Saved entries

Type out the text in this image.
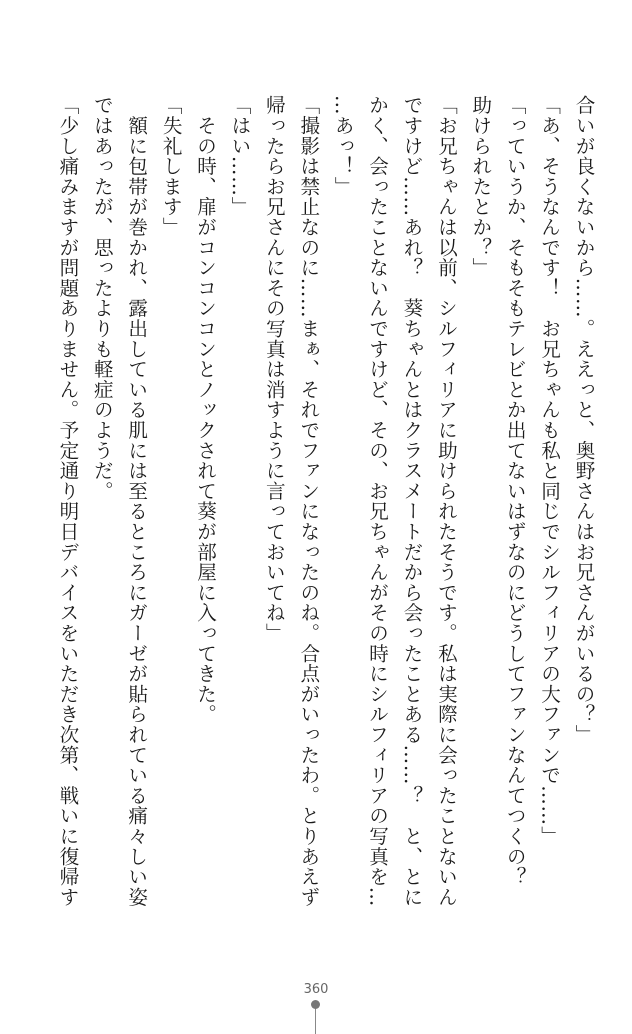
合いが良くないから……。ええっと、奥野さんはお兄さんがいるの？」
「あ、そうなんです！　お兄ちゃんも私と同じでシルフィリアの大ファンで……」
「っていうか、そもそもテレビとか出てないはずなのにどうしてファンなんてつくの？
助けられたとか？」
「お兄ちゃんは以前、シルフィリアに助けられたそうです。私は実際に会ったことないん
ですけど……あれ？　葵ちゃんとはクラスメートだから会ったことある……？　と、とに
かく、会ったことないんですけど、その、お兄ちゃんがその時にシルフィリアの写真を…
…あっ！」
「撮影は禁止なのに……まぁ、それでファンになったのね。合点がいったわ。とりあえず
帰ったらお兄さんにその写真は消すように言っておいてね」
「はい……」
　その時、扉がコンコンコンとノックされて葵が部屋に入ってきた。
「失礼します」
　額に包帯が巻かれ、露出している肌には至るところにガーゼが貼られている痛々しい姿
ではあったが、思ったよりも軽症のようだ。
「少し痛みますが問題ありません。予定通り明日デバイスをいただき次第、戦いに復帰す
360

■ **DIRECTIONS**
With the pictures omitted, reproduce the records in full and exactly.

■ **TASK ANSWER**
Type out the text in this image.
合いが良くないから……。ええっと、奥野さんはお兄さんがいるの？」
「あ、そうなんです！　お兄ちゃんも私と同じでシルフィリアの大ファンで……」
「っていうか、そもそもテレビとか出てないはずなのにどうしてファンなんてつくの？
助けられたとか？」
「お兄ちゃんは以前、シルフィリアに助けられたそうです。私は実際に会ったことないん
ですけど……あれ？　葵ちゃんとはクラスメートだから会ったことある……？　と、とに
かく、会ったことないんですけど、その、お兄ちゃんがその時にシルフィリアの写真を…
…あっ！」
「撮影は禁止なのに……まぁ、それでファンになったのね。合点がいったわ。とりあえず
帰ったらお兄さんにその写真は消すように言っておいてね」
「はい……」
　その時、扉がコンコンコンとノックされて葵が部屋に入ってきた。
「失礼します」
　額に包帯が巻かれ、露出している肌には至るところにガーゼが貼られている痛々しい姿
ではあったが、思ったよりも軽症のようだ。
「少し痛みますが問題ありません。予定通り明日デバイスをいただき次第、戦いに復帰す
360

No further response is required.